§ **Exercise objective**
Entries follow. Set all of them down as they stand.

──────── Records supplied ────────

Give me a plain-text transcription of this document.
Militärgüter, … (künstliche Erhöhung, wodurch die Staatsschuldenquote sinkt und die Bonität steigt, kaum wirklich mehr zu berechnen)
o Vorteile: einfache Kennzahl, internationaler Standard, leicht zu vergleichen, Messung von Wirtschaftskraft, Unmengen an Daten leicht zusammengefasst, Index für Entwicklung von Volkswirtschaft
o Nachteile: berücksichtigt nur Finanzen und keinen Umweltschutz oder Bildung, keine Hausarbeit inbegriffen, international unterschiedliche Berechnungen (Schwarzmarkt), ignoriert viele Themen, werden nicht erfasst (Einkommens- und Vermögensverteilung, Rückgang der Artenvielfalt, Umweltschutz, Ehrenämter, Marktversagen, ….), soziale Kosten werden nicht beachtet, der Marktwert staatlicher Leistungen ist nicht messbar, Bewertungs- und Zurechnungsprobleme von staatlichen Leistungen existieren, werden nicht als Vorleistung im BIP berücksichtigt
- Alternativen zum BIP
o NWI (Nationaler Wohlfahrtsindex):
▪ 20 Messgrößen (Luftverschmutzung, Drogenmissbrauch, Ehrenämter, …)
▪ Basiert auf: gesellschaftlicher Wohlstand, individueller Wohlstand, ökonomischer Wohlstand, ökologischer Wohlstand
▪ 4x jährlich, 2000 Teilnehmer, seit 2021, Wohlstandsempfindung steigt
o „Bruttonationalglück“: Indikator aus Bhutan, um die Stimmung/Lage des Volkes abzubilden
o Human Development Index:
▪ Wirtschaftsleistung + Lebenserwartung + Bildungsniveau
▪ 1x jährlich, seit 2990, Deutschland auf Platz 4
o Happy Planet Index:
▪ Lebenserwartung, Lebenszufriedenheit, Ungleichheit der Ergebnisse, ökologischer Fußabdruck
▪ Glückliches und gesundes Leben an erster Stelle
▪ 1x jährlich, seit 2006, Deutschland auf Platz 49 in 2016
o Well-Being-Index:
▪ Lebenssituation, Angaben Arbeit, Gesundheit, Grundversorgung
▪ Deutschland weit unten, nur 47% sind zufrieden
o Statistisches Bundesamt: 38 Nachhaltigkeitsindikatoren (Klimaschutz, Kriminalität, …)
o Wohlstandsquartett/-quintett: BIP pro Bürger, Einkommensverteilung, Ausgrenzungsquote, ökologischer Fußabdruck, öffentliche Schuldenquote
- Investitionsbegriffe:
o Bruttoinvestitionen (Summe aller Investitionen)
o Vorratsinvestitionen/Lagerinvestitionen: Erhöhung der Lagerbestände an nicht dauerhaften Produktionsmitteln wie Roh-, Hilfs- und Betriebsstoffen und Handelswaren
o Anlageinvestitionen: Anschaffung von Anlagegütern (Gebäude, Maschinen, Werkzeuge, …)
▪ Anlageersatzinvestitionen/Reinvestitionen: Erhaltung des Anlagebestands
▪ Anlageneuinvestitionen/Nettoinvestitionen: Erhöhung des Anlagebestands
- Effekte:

────────

§ **Output of the task**
Give me a plain-text transcription of this document.
Militärgüter, … (künstliche Erhöhung, wodurch die Staatsschuldenquote sinkt und die Bonität steigt, kaum wirklich mehr zu berechnen)
o Vorteile: einfache Kennzahl, internationaler Standard, leicht zu vergleichen, Messung von Wirtschaftskraft, Unmengen an Daten leicht zusammengefasst, Index für Entwicklung von Volkswirtschaft
o Nachteile: berücksichtigt nur Finanzen und keinen Umweltschutz oder Bildung, keine Hausarbeit inbegriffen, international unterschiedliche Berechnungen (Schwarzmarkt), ignoriert viele Themen, werden nicht erfasst (Einkommens- und Vermögensverteilung, Rückgang der Artenvielfalt, Umweltschutz, Ehrenämter, Marktversagen, ….), soziale Kosten werden nicht beachtet, der Marktwert staatlicher Leistungen ist nicht messbar, Bewertungs- und Zurechnungsprobleme von staatlichen Leistungen existieren, werden nicht als Vorleistung im BIP berücksichtigt
- Alternativen zum BIP
o NWI (Nationaler Wohlfahrtsindex):
▪ 20 Messgrößen (Luftverschmutzung, Drogenmissbrauch, Ehrenämter, …)
▪ Basiert auf: gesellschaftlicher Wohlstand, individueller Wohlstand, ökonomischer Wohlstand, ökologischer Wohlstand
▪ 4x jährlich, 2000 Teilnehmer, seit 2021, Wohlstandsempfindung steigt
o „Bruttonationalglück“: Indikator aus Bhutan, um die Stimmung/Lage des Volkes abzubilden
o Human Development Index:
▪ Wirtschaftsleistung + Lebenserwartung + Bildungsniveau
▪ 1x jährlich, seit 2990, Deutschland auf Platz 4
o Happy Planet Index:
▪ Lebenserwartung, Lebenszufriedenheit, Ungleichheit der Ergebnisse, ökologischer Fußabdruck
▪ Glückliches und gesundes Leben an erster Stelle
▪ 1x jährlich, seit 2006, Deutschland auf Platz 49 in 2016
o Well-Being-Index:
▪ Lebenssituation, Angaben Arbeit, Gesundheit, Grundversorgung
▪ Deutschland weit unten, nur 47% sind zufrieden
o Statistisches Bundesamt: 38 Nachhaltigkeitsindikatoren (Klimaschutz, Kriminalität, …)
o Wohlstandsquartett/-quintett: BIP pro Bürger, Einkommensverteilung, Ausgrenzungsquote, ökologischer Fußabdruck, öffentliche Schuldenquote
- Investitionsbegriffe:
o Bruttoinvestitionen (Summe aller Investitionen)
o Vorratsinvestitionen/Lagerinvestitionen: Erhöhung der Lagerbestände an nicht dauerhaften Produktionsmitteln wie Roh-, Hilfs- und Betriebsstoffen und Handelswaren
o Anlageinvestitionen: Anschaffung von Anlagegütern (Gebäude, Maschinen, Werkzeuge, …)
▪ Anlageersatzinvestitionen/Reinvestitionen: Erhaltung des Anlagebestands
▪ Anlageneuinvestitionen/Nettoinvestitionen: Erhöhung des Anlagebestands
- Effekte:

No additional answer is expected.